*What the task requires*: Find all lines in the listing that include the word "JSON", then copy them.
## START
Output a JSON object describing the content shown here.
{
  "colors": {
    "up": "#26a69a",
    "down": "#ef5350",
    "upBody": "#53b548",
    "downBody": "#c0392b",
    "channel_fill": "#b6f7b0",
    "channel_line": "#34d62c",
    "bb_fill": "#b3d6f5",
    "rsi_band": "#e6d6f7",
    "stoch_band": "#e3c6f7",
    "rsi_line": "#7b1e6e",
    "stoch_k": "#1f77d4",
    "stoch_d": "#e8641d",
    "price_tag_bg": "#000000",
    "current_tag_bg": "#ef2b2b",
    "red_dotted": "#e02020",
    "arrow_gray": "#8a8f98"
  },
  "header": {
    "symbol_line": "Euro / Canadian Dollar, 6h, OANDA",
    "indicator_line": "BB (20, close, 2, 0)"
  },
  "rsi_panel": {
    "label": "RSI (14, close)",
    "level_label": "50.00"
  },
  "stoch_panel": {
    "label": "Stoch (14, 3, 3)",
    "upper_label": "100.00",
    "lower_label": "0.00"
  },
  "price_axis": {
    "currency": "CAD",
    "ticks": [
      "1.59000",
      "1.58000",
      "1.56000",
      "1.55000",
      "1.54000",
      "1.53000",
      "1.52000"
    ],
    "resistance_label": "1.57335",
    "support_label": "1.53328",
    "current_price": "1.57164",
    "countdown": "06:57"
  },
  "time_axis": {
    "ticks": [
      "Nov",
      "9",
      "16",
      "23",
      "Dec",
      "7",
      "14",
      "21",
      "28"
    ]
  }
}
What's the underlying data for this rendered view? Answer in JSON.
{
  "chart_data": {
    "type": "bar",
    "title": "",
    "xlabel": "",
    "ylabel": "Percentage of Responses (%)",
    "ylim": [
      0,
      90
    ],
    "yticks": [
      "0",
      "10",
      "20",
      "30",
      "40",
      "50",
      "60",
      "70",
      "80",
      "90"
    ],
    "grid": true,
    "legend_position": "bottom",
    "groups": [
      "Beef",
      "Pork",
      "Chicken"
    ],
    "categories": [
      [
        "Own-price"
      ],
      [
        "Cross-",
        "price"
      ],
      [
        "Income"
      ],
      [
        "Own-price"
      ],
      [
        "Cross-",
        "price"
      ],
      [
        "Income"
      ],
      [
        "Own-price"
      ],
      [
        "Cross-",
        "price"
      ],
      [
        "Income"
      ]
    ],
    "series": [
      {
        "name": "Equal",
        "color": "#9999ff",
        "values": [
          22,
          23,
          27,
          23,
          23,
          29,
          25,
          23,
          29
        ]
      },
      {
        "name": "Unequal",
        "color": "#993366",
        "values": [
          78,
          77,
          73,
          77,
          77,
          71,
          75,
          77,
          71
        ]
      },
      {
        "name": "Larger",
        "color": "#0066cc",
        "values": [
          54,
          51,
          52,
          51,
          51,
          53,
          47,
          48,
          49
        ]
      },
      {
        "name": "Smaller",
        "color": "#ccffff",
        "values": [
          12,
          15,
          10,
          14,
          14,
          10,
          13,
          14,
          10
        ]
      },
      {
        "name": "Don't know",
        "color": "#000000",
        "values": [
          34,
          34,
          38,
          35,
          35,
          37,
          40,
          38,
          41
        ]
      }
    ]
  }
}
## END
*Result*:
Output a JSON object describing the content shown here.
What's the underlying data for this rendered view? Answer in JSON.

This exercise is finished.